→ **WHAT TO WORK ON**: Tally the lines containing the word "Mean", and report the tally alone.

→ **MATERIAL**:
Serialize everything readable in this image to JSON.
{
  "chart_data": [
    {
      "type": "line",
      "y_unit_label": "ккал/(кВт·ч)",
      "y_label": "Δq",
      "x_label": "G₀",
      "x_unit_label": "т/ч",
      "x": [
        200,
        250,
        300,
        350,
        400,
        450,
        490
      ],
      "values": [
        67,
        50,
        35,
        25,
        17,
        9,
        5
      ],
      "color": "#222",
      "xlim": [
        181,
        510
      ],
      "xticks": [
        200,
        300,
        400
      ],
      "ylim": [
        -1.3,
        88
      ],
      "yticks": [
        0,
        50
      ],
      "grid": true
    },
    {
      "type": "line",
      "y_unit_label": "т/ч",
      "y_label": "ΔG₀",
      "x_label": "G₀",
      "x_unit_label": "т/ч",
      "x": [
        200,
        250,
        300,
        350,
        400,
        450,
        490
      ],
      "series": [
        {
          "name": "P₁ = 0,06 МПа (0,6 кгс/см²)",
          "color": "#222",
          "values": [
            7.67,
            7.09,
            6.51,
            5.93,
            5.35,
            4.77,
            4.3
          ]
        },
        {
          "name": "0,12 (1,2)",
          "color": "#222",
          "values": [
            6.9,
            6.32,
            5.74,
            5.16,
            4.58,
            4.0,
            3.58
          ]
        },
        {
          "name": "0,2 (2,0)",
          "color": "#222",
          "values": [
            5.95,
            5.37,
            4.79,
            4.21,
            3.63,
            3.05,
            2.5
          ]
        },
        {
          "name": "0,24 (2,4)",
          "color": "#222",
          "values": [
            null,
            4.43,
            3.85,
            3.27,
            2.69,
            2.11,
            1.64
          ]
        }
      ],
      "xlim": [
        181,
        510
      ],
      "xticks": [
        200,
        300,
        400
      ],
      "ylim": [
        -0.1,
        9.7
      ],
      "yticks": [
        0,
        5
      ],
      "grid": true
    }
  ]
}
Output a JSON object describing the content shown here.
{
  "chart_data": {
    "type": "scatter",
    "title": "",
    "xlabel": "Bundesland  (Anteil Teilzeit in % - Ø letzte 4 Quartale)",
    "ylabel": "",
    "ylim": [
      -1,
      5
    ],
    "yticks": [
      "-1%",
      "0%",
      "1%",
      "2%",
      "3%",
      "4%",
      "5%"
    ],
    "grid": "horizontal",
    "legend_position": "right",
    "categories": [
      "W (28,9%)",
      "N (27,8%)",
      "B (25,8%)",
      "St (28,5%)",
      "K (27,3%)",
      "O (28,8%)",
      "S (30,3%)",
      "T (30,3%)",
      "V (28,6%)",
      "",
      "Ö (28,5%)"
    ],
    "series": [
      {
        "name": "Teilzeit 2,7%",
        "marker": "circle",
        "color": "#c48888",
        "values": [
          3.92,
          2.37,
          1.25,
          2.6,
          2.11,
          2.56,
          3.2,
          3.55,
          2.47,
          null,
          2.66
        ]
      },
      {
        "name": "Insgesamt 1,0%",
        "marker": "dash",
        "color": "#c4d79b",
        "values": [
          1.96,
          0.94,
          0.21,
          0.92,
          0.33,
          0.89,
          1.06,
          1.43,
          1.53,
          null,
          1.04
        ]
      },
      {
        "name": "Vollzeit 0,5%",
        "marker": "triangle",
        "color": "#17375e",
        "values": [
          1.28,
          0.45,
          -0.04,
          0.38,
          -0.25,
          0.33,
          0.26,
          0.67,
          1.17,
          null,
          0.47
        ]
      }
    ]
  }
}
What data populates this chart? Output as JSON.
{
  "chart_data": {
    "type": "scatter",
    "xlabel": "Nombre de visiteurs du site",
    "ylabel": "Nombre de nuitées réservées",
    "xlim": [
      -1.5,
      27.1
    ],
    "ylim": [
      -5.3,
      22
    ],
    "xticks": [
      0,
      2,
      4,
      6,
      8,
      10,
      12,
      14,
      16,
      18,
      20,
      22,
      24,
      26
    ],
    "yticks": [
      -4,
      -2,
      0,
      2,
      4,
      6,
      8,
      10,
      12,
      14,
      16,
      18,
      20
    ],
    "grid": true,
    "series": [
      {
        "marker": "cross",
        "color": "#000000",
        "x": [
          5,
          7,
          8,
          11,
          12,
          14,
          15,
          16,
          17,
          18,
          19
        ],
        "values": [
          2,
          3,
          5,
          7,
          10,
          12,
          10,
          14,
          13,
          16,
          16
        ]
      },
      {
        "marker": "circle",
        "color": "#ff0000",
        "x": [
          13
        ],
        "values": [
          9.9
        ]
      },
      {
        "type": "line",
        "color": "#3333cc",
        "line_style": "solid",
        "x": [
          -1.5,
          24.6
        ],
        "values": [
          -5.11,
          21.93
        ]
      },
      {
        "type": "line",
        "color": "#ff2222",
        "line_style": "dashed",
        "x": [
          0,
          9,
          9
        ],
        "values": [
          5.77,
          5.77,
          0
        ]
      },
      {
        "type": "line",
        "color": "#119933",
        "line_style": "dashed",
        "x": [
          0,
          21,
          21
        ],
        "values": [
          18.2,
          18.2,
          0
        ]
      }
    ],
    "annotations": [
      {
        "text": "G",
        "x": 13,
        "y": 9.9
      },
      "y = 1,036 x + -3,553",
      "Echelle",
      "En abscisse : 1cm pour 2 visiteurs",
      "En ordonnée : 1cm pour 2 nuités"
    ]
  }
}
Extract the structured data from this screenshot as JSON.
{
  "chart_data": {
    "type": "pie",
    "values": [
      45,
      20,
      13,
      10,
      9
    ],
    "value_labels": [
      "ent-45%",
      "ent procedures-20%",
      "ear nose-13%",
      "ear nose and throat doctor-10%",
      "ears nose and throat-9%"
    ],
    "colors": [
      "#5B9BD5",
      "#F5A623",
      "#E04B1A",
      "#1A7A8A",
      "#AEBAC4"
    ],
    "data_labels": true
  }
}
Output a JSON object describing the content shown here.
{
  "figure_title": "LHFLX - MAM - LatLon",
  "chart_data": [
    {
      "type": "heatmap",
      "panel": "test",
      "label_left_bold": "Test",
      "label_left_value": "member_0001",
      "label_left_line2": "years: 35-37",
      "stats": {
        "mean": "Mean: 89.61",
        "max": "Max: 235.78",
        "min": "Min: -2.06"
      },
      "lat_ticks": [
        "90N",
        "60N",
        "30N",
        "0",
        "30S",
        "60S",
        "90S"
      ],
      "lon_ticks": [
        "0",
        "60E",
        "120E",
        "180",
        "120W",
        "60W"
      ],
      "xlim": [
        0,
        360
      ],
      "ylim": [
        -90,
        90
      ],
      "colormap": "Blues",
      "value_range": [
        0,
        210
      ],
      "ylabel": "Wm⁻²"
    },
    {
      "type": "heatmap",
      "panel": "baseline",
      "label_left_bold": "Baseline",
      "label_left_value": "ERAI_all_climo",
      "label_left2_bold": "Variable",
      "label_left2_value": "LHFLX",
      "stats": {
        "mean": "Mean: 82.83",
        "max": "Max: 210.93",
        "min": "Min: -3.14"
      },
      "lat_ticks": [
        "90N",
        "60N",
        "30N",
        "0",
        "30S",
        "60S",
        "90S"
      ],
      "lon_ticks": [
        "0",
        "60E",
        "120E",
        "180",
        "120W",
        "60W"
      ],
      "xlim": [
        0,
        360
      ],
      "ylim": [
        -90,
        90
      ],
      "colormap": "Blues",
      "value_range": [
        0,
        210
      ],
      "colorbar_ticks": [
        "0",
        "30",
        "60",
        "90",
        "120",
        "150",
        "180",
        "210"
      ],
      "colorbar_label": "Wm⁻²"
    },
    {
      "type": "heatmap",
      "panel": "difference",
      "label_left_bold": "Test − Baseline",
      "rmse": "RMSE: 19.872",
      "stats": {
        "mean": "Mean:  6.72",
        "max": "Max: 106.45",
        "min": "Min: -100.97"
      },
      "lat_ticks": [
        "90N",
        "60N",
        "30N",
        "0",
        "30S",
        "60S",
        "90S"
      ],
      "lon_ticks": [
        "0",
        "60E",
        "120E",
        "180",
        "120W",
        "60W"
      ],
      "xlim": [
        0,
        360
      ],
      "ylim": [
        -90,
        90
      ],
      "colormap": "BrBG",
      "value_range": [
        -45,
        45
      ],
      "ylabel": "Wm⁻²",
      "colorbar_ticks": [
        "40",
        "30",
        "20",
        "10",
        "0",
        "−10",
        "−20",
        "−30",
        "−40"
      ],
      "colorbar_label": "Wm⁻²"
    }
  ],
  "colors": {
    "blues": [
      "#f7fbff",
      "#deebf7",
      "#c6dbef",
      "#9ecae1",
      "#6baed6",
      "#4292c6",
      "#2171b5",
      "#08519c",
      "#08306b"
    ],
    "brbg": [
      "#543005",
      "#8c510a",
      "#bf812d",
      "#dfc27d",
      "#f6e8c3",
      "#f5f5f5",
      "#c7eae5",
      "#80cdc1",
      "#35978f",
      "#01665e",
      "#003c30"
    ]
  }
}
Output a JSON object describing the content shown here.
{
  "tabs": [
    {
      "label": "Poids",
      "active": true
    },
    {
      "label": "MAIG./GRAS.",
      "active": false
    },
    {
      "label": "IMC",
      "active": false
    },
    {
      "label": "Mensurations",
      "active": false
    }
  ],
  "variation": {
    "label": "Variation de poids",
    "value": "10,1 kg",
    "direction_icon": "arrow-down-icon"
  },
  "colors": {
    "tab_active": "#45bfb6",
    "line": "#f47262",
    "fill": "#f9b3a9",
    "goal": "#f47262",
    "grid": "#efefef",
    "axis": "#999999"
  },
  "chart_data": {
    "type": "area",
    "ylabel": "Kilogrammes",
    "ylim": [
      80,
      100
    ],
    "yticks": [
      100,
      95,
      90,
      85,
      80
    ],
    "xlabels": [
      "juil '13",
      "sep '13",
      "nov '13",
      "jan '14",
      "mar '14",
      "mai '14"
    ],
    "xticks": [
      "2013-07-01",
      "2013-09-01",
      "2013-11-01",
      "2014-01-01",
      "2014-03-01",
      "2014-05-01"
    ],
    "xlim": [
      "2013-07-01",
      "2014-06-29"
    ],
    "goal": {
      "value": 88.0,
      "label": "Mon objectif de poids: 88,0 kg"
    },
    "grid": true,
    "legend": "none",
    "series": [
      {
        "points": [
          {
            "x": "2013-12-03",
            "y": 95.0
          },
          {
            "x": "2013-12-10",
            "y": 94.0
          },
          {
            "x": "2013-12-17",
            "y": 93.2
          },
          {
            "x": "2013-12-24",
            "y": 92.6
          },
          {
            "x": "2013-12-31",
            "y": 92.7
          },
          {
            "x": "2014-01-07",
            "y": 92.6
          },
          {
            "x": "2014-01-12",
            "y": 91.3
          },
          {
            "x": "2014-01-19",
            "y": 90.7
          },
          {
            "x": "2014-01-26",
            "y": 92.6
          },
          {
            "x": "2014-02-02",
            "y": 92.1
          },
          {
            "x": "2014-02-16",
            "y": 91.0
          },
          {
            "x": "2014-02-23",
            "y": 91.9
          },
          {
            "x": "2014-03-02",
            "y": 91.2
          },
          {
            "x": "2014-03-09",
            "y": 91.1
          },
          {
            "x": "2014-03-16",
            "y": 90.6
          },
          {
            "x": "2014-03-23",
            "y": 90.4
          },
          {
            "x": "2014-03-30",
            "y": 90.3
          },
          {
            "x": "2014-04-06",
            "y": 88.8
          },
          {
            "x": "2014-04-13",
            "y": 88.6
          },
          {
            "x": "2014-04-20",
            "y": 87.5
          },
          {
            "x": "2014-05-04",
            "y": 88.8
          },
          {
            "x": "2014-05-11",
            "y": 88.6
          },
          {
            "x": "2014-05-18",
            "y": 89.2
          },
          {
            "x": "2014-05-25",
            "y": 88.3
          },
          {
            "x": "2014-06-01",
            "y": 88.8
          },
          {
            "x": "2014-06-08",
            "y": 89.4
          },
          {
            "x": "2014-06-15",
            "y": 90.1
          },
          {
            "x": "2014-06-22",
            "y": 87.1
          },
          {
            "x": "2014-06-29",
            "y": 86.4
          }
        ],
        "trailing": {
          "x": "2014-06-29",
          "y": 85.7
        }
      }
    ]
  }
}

→ **OUTPUT OF THE EXERCISE**: 3